=== EXTRACTED INFORMATION ===

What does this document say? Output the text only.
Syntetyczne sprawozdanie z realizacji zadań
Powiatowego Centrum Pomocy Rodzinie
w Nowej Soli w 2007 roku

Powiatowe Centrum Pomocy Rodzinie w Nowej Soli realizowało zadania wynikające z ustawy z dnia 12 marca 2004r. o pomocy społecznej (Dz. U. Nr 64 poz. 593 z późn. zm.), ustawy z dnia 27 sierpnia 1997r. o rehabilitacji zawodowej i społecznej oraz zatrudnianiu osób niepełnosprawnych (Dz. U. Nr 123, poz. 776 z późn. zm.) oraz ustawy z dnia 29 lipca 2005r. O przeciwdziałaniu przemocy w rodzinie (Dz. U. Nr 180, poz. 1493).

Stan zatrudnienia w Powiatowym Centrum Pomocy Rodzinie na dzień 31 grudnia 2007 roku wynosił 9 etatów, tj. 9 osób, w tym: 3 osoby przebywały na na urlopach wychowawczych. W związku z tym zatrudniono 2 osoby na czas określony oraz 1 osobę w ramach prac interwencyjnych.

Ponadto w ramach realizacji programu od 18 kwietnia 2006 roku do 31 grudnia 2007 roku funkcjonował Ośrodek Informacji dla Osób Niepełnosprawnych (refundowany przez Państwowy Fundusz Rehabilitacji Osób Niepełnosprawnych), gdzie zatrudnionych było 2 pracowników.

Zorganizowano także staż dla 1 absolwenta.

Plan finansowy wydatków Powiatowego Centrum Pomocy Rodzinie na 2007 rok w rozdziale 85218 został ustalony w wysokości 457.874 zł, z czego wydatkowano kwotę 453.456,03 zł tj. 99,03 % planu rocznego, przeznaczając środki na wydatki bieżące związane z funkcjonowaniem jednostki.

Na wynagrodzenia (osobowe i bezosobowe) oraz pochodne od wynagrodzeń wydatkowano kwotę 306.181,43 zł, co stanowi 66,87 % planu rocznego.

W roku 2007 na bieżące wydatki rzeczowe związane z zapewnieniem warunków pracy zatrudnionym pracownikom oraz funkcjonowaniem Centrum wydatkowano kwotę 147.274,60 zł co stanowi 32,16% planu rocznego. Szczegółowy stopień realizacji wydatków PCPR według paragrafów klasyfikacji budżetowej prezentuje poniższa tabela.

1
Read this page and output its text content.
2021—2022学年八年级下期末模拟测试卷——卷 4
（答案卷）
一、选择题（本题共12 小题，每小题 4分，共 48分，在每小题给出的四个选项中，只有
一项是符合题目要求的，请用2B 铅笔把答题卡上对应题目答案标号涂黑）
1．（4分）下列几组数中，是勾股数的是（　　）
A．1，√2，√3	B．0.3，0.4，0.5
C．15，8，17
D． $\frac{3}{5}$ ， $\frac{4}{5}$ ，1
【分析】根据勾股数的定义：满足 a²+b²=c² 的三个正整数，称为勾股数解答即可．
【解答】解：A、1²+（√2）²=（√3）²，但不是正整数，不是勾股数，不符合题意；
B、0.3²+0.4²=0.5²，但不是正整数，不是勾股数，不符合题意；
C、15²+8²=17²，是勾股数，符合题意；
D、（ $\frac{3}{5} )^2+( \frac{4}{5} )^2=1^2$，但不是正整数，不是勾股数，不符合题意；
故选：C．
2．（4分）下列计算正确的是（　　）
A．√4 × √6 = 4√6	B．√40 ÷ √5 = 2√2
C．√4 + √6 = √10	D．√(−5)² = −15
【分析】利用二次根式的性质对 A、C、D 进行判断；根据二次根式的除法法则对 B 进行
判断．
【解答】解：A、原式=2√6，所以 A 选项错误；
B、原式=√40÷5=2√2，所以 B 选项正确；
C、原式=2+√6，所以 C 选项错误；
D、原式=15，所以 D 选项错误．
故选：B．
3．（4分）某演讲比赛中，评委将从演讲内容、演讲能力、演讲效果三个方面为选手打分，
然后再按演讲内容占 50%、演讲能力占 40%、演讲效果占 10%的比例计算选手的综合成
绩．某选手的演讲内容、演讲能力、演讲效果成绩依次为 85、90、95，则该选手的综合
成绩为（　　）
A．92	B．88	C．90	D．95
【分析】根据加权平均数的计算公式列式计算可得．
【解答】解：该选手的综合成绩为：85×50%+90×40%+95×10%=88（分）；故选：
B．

===

**AIM:** From the entries above, copy every line where the word "Soli" shows up.

**THE RESPONSE:**
w Nowej Soli w 2007 roku
Powiatowe Centrum Pomocy Rodzinie w Nowej Soli realizowało zadania wynikające z ustawy z dnia 12 marca 2004r. o pomocy społecznej (Dz. U. Nr 64 poz. 593 z późn. zm.), ustawy z dnia 27 sierpnia 1997r. o rehabilitacji zawodowej i społecznej oraz zatrudnianiu osób niepełnosprawnych (Dz. U. Nr 123, poz. 776 z późn. zm.) oraz ustawy z dnia 29 lipca 2005r. O przeciwdziałaniu przemocy w rodzinie (Dz. U. Nr 180, poz. 1493).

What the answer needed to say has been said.